Data entries:
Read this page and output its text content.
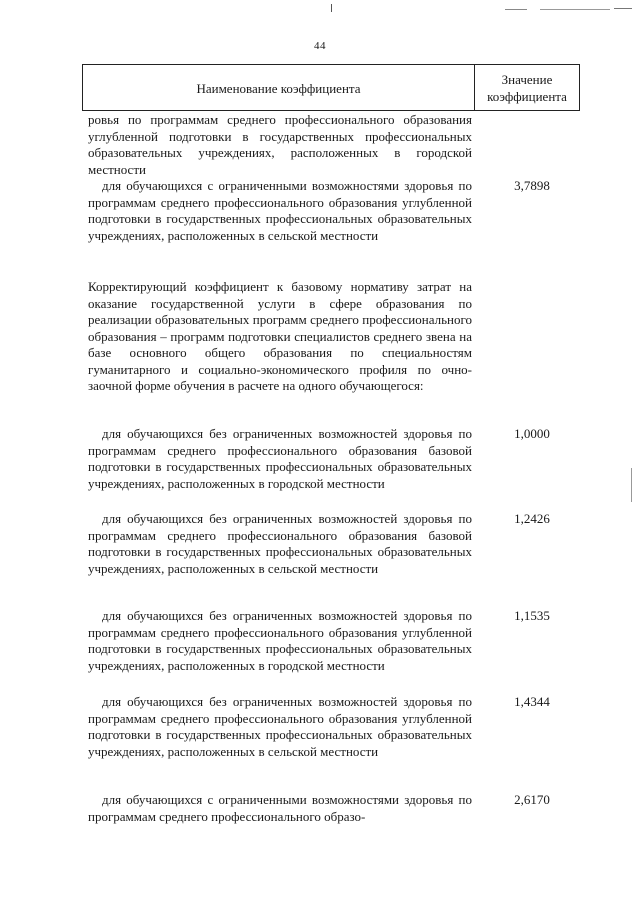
44
Наименование коэффициента
Значение коэффициента
ровья по программам среднего профессионального образования углубленной подготовки в государственных профессиональных образовательных учреждениях, расположенных в городской местности
для обучающихся с ограниченными возможностями здоровья по программам среднего профессионального образования углубленной подготовки в государственных профессиональных образовательных учреждениях, расположенных в сельской местности
3,7898
Корректирующий коэффициент к базовому нормативу затрат на оказание государственной услуги в сфере образования по реализации образовательных программ среднего профессионального образования – программ подготовки специалистов среднего звена на базе основного общего образования по специальностям гуманитарного и социально-экономического профиля по очно-заочной форме обучения в расчете на одного обучающегося:
для обучающихся без ограниченных возможностей здоровья по программам среднего профессионального образования базовой подготовки в государственных профессиональных образовательных учреждениях, расположенных в городской местности
1,0000
для обучающихся без ограниченных возможностей здоровья по программам среднего профессионального образования базовой подготовки в государственных профессиональных образовательных учреждениях, расположенных в сельской местности
1,2426
для обучающихся без ограниченных возможностей здоровья по программам среднего профессионального образования углубленной подготовки в государственных профессиональных образовательных учреждениях, расположенных в городской местности
1,1535
для обучающихся без ограниченных возможностей здоровья по программам среднего профессионального образования углубленной подготовки в государственных профессиональных образовательных учреждениях, расположенных в сельской местности
1,4344
для обучающихся с ограниченными возможностями здоровья по программам среднего профессионального образо-
2,6170
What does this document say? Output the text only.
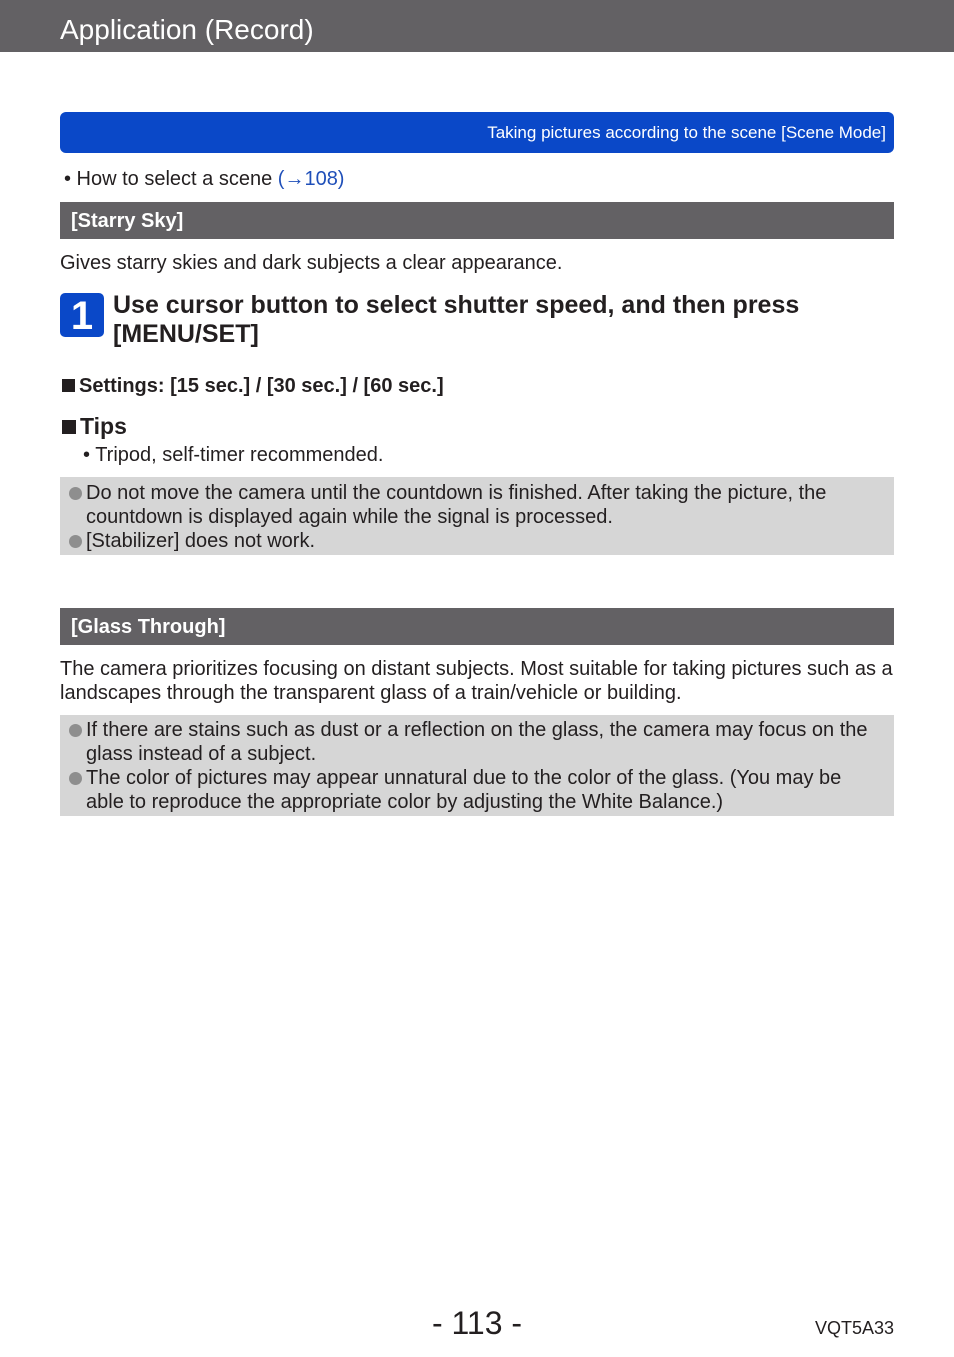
Application (Record)
Taking pictures according to the scene [Scene Mode]
• How to select a scene (→108)
[Starry Sky]
Gives starry skies and dark subjects a clear appearance.
1 Use cursor button to select shutter speed, and then press [MENU/SET]
Settings: [15 sec.] / [30 sec.] / [60 sec.]
Tips
• Tripod, self-timer recommended.
Do not move the camera until the countdown is finished. After taking the picture, the countdown is displayed again while the signal is processed.
[Stabilizer] does not work.
[Glass Through]
The camera prioritizes focusing on distant subjects. Most suitable for taking pictures such as a landscapes through the transparent glass of a train/vehicle or building.
If there are stains such as dust or a reflection on the glass, the camera may focus on the glass instead of a subject.
The color of pictures may appear unnatural due to the color of the glass. (You may be able to reproduce the appropriate color by adjusting the White Balance.)
- 113 -	VQT5A33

▸ **INSTRUCTION**:
Extract all the entries word for word; omit any pictures.

▸ **RESULT OF THIS EXERCISE**:
Read this page and output its text content.
44
Наименование коэффициента
Значение коэффициента
ровья по программам среднего профессионального образования углубленной подготовки в государственных профессиональных образовательных учреждениях, расположенных в городской местности
для обучающихся с ограниченными возможностями здоровья по программам среднего профессионального образования углубленной подготовки в государственных профессиональных образовательных учреждениях, расположенных в сельской местности
3,7898
Корректирующий коэффициент к базовому нормативу затрат на оказание государственной услуги в сфере образования по реализации образовательных программ среднего профессионального образования – программ подготовки специалистов среднего звена на базе основного общего образования по специальностям гуманитарного и социально-экономического профиля по очно-заочной форме обучения в расчете на одного обучающегося:
для обучающихся без ограниченных возможностей здоровья по программам среднего профессионального образования базовой подготовки в государственных профессиональных образовательных учреждениях, расположенных в городской местности
1,0000
для обучающихся без ограниченных возможностей здоровья по программам среднего профессионального образования базовой подготовки в государственных профессиональных образовательных учреждениях, расположенных в сельской местности
1,2426
для обучающихся без ограниченных возможностей здоровья по программам среднего профессионального образования углубленной подготовки в государственных профессиональных образовательных учреждениях, расположенных в городской местности
1,1535
для обучающихся без ограниченных возможностей здоровья по программам среднего профессионального образования углубленной подготовки в государственных профессиональных образовательных учреждениях, расположенных в сельской местности
1,4344
для обучающихся с ограниченными возможностями здоровья по программам среднего профессионального образо-
2,6170
What does this document say? Output the text only.
Application (Record)
Taking pictures according to the scene [Scene Mode]
• How to select a scene (→108)
[Starry Sky]
Gives starry skies and dark subjects a clear appearance.
1 Use cursor button to select shutter speed, and then press [MENU/SET]
Settings: [15 sec.] / [30 sec.] / [60 sec.]
Tips
• Tripod, self-timer recommended.
Do not move the camera until the countdown is finished. After taking the picture, the countdown is displayed again while the signal is processed.
[Stabilizer] does not work.
[Glass Through]
The camera prioritizes focusing on distant subjects. Most suitable for taking pictures such as a landscapes through the transparent glass of a train/vehicle or building.
If there are stains such as dust or a reflection on the glass, the camera may focus on the glass instead of a subject.
The color of pictures may appear unnatural due to the color of the glass. (You may be able to reproduce the appropriate color by adjusting the White Balance.)
- 113 -	VQT5A33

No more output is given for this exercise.